Saved entries:
———

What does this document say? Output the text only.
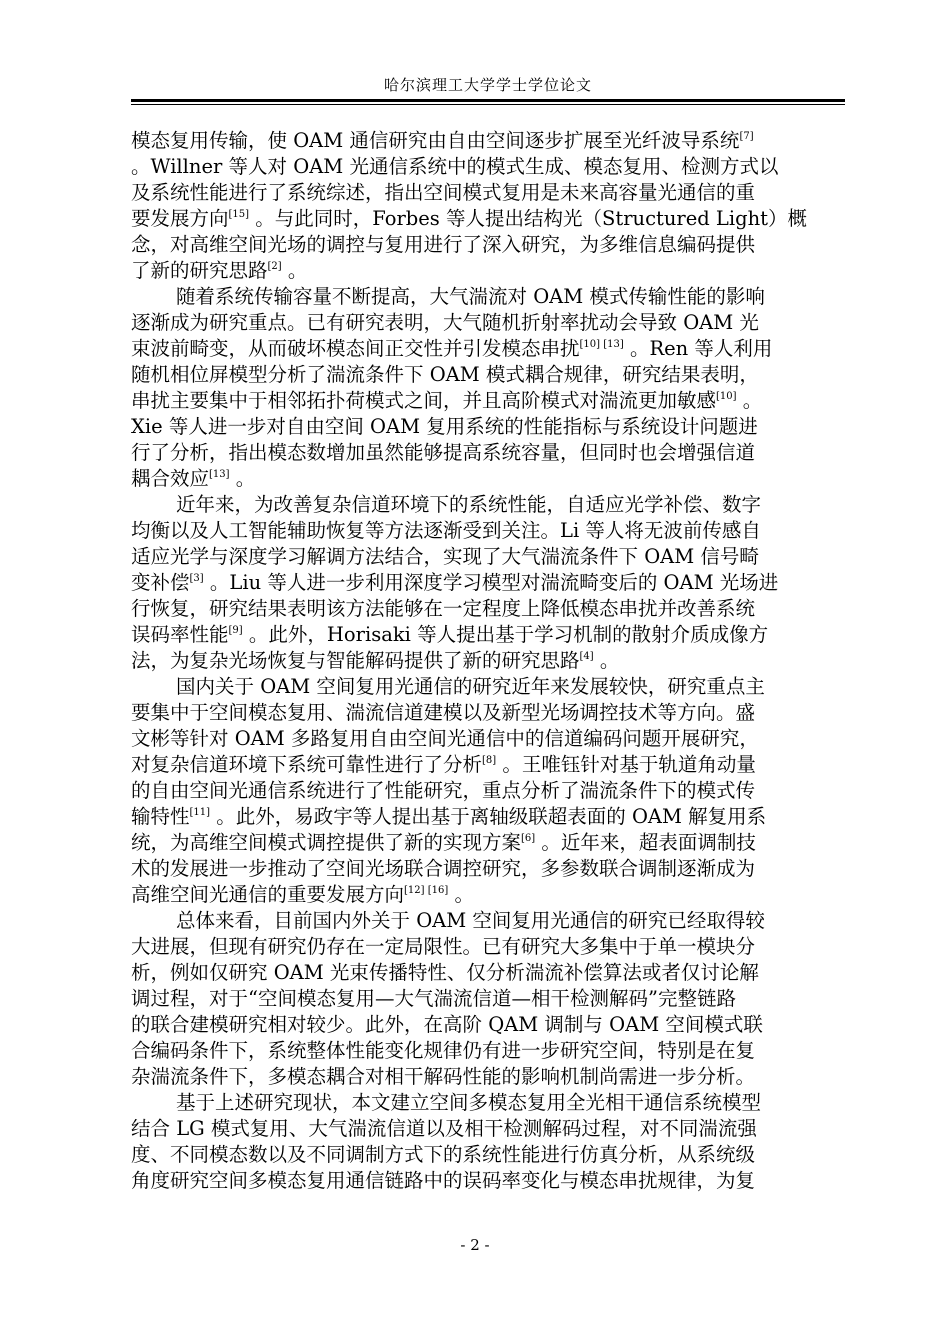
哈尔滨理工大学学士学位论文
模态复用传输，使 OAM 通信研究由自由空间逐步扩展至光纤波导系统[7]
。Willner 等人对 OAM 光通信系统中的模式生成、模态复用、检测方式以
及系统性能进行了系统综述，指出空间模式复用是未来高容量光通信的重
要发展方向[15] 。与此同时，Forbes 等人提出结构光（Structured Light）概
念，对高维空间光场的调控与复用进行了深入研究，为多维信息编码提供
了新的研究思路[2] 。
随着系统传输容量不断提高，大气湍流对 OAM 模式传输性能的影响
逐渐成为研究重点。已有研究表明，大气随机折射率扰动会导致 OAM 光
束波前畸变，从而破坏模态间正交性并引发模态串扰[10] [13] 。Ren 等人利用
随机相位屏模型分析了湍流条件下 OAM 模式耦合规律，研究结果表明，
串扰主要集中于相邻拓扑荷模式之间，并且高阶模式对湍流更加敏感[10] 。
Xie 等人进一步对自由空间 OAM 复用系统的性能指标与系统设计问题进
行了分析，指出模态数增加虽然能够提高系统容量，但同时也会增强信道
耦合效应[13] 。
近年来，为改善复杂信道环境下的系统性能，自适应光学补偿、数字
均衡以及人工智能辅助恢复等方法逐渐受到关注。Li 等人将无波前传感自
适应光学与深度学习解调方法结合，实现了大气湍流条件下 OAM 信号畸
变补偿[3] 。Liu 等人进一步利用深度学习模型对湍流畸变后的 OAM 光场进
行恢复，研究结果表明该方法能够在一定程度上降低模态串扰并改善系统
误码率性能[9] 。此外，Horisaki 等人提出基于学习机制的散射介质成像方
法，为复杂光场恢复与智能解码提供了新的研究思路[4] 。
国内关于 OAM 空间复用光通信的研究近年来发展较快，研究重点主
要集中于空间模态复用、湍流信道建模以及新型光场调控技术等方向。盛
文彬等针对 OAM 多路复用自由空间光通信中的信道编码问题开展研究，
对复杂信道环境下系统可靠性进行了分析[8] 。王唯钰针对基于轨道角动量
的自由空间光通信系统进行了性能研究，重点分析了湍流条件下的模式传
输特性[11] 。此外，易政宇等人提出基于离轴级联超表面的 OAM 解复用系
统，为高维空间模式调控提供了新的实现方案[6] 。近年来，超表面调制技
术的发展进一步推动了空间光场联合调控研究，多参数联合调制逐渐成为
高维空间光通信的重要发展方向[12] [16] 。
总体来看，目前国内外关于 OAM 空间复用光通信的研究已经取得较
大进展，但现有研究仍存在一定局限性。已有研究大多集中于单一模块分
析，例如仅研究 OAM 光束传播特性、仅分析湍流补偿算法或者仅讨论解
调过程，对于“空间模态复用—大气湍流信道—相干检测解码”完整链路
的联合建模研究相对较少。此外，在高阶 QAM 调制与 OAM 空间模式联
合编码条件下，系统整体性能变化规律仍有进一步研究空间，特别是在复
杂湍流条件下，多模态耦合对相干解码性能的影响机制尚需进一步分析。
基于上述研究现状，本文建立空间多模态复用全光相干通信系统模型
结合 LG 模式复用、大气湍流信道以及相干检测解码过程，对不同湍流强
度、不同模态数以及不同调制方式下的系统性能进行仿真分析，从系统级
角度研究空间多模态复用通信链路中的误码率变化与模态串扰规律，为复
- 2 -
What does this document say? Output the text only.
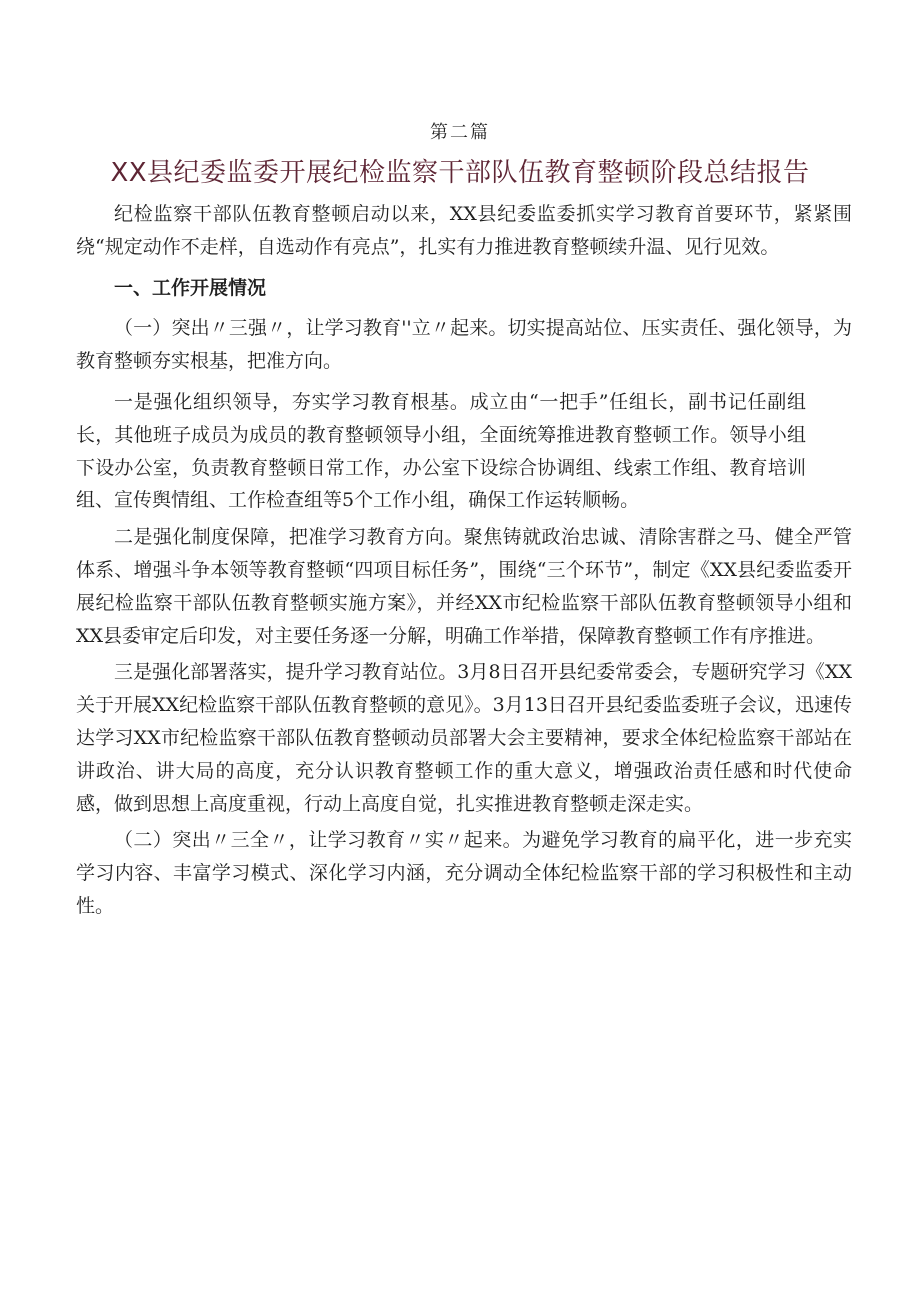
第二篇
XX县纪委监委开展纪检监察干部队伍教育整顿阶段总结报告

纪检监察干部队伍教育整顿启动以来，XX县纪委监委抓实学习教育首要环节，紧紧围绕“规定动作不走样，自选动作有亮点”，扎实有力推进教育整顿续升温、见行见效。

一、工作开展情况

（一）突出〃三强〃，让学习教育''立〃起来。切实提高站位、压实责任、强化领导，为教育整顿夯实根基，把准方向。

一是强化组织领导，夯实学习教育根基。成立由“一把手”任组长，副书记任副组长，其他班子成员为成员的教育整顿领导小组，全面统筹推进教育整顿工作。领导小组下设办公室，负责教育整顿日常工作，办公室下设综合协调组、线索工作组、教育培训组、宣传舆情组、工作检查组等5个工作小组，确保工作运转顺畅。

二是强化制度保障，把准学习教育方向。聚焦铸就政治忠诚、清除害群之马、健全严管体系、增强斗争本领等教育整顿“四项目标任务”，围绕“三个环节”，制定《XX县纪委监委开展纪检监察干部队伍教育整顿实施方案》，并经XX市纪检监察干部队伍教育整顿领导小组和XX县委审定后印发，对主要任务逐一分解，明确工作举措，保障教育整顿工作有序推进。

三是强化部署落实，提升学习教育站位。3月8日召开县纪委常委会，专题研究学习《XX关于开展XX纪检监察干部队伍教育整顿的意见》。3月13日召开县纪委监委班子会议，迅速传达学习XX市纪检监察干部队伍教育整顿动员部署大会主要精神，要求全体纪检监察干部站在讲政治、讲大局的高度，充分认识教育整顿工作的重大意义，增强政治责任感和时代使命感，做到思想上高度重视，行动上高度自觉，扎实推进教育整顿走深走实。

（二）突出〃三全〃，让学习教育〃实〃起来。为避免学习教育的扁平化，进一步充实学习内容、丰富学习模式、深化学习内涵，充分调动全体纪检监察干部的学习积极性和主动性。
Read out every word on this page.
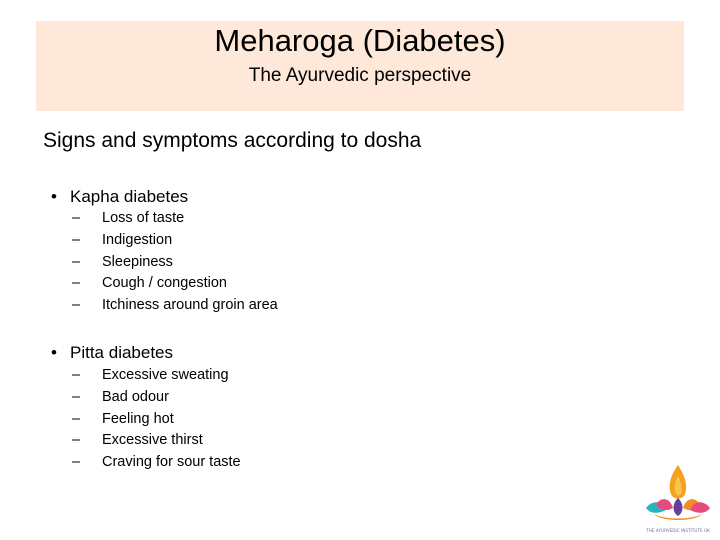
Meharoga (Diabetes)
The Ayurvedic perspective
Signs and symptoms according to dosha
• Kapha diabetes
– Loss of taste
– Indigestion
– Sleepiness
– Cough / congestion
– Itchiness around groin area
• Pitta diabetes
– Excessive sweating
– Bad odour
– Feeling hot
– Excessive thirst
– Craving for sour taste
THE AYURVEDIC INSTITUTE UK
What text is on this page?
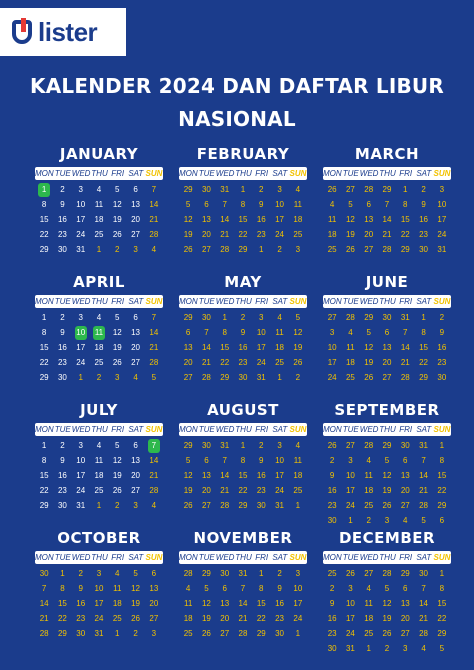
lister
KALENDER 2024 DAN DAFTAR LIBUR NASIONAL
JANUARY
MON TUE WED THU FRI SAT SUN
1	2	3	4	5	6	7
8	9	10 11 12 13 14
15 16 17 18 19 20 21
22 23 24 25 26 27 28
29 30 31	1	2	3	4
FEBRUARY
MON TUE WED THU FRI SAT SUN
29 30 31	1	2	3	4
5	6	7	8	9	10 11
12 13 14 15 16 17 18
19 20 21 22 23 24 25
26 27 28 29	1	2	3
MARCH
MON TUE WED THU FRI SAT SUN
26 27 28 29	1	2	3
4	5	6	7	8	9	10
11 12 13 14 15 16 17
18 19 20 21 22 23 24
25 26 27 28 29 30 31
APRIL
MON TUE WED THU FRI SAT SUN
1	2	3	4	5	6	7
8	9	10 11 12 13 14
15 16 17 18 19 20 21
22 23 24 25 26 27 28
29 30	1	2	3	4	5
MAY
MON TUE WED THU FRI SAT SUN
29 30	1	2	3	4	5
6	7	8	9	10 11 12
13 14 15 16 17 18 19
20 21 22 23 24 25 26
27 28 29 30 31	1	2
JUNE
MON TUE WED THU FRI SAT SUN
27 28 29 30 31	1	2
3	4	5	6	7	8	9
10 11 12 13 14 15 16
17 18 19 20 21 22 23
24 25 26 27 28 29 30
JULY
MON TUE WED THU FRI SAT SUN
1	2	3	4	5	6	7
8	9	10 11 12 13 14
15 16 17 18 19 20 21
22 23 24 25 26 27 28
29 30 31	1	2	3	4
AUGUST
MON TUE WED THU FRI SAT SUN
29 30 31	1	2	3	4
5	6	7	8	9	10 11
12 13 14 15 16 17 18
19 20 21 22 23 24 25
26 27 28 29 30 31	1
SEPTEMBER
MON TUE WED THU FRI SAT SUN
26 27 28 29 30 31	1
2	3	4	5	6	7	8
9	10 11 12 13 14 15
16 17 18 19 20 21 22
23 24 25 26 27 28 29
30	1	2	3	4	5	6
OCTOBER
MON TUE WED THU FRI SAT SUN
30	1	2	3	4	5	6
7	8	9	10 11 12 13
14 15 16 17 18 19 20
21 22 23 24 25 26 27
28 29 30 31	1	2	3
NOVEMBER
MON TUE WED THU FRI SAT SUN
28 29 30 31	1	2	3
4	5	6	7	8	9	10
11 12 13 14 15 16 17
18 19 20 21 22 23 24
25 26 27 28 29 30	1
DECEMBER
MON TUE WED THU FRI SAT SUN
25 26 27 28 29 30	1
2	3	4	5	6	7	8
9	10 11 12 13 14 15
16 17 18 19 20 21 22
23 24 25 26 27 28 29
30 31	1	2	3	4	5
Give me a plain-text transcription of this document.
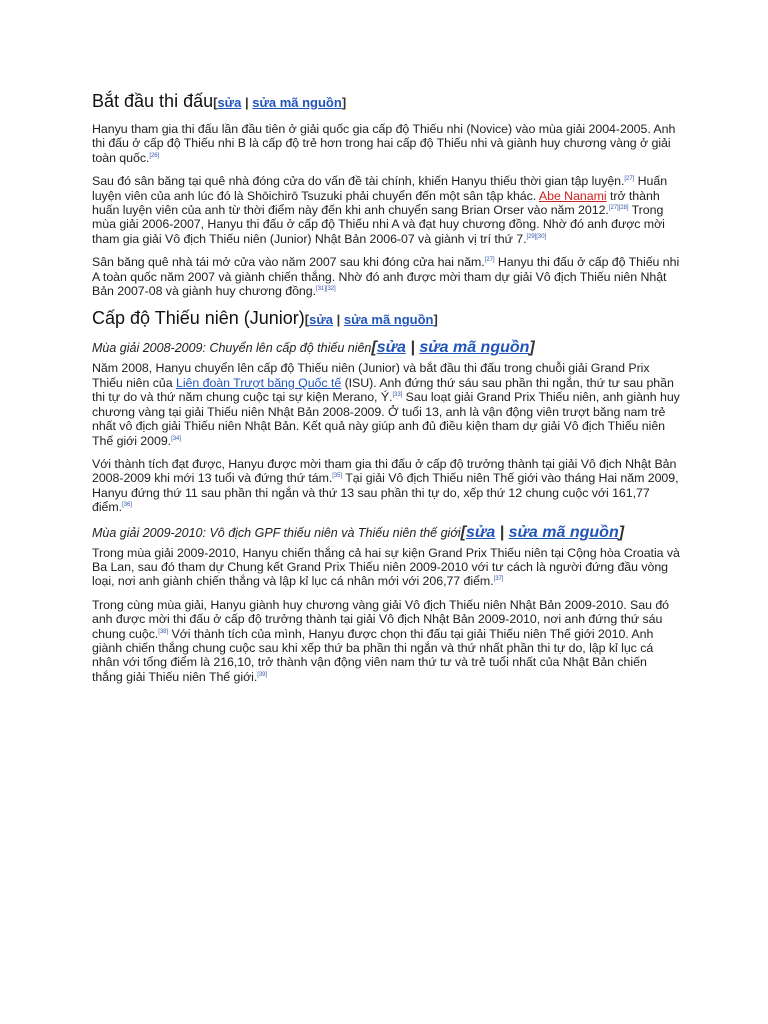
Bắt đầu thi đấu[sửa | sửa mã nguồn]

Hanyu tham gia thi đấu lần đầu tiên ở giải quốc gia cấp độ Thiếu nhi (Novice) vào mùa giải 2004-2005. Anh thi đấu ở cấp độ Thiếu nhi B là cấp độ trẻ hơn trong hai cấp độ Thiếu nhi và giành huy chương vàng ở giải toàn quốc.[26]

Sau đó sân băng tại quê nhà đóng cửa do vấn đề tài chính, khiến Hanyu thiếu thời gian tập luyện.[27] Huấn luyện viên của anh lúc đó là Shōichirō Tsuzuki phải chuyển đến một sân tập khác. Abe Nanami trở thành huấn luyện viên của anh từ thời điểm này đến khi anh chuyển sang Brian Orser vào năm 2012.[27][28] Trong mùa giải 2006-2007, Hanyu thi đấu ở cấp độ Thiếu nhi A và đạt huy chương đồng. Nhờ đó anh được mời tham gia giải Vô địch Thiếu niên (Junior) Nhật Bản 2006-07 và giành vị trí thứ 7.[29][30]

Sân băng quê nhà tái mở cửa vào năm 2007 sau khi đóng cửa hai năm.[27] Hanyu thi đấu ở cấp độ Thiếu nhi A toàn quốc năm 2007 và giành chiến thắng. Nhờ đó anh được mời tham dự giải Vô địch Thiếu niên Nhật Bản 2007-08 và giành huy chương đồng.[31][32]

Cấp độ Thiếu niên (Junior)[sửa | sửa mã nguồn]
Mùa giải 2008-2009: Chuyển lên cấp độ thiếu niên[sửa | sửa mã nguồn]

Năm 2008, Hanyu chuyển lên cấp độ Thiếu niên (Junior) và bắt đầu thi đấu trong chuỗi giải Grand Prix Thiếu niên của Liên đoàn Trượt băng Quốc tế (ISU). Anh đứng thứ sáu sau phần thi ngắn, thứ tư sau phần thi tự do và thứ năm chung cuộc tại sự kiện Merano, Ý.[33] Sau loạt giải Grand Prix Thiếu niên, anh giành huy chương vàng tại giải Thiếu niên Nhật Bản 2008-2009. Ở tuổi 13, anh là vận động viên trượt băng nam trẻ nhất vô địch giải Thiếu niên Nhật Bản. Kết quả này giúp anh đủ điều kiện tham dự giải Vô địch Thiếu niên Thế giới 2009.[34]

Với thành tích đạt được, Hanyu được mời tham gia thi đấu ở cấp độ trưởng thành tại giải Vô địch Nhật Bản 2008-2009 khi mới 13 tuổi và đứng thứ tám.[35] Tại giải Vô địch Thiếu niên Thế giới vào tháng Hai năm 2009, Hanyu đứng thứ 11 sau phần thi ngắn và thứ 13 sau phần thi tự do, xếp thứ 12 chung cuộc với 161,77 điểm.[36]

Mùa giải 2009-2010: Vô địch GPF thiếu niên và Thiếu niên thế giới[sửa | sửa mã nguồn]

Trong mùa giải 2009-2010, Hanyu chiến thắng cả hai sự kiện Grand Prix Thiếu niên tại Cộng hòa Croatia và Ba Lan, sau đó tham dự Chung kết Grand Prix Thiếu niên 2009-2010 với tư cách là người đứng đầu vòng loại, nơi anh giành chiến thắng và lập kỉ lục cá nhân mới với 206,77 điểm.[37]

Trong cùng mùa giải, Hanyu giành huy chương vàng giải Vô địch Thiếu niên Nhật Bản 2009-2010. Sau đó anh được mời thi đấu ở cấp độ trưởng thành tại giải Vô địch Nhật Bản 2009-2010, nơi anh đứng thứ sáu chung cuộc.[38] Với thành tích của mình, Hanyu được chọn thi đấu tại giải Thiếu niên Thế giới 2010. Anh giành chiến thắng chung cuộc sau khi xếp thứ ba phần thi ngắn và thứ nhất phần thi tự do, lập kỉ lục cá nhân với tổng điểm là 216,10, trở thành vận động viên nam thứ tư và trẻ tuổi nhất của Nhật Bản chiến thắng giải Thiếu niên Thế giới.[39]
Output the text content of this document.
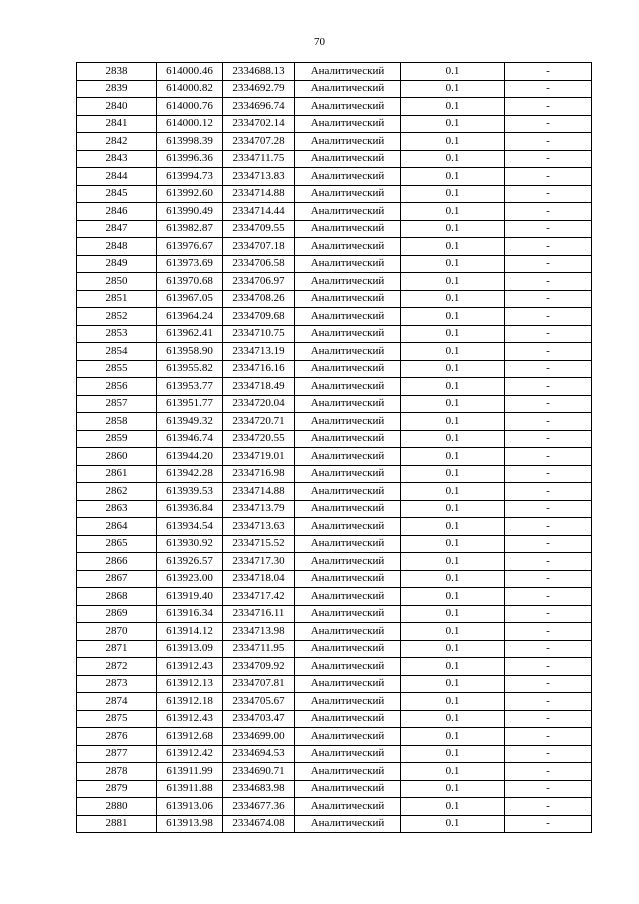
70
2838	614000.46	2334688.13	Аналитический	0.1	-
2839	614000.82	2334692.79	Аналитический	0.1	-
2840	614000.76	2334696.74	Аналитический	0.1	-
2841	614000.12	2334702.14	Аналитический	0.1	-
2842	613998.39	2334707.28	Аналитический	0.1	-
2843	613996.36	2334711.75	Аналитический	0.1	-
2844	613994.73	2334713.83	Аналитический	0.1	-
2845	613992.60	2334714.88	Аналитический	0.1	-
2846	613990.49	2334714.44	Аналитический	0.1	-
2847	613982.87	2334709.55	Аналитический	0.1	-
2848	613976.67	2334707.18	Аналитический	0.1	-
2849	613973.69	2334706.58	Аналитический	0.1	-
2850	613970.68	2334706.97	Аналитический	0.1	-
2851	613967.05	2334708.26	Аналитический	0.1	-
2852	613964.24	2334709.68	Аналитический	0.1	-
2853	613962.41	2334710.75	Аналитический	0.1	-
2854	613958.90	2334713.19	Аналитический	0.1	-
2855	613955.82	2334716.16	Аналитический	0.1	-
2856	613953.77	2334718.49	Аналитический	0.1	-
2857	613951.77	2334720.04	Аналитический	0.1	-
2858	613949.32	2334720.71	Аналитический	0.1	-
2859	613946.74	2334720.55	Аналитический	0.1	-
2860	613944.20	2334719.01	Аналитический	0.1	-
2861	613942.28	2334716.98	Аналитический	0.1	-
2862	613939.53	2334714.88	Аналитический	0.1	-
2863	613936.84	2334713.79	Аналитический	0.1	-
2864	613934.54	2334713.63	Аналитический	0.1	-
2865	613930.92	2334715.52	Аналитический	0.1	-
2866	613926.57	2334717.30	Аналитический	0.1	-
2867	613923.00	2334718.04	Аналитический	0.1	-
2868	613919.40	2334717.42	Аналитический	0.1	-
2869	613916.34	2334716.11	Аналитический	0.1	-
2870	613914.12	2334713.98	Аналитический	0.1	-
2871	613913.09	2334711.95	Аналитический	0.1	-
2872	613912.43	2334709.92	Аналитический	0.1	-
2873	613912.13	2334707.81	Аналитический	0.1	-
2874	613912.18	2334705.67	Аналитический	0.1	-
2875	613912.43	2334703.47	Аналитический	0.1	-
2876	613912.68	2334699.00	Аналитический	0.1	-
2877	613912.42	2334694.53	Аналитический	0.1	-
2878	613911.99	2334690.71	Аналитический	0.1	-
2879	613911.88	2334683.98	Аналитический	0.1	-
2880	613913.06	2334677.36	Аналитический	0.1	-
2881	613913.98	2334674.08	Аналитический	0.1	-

———

§ **SET EXERCISE**: Copy each line above that contains the string "让学习教育".

§ **FULL OUTPUT**:
（一）突出〃三强〃，让学习教育''立〃起来。切实提高站位、压实责任、强化领导，为教育整顿夯实根基，把准方向。
（二）突出〃三全〃，让学习教育〃实〃起来。为避免学习教育的扁平化，进一步充实学习内容、丰富学习模式、深化学习内涵，充分调动全体纪检监察干部的学习积极性和主动性。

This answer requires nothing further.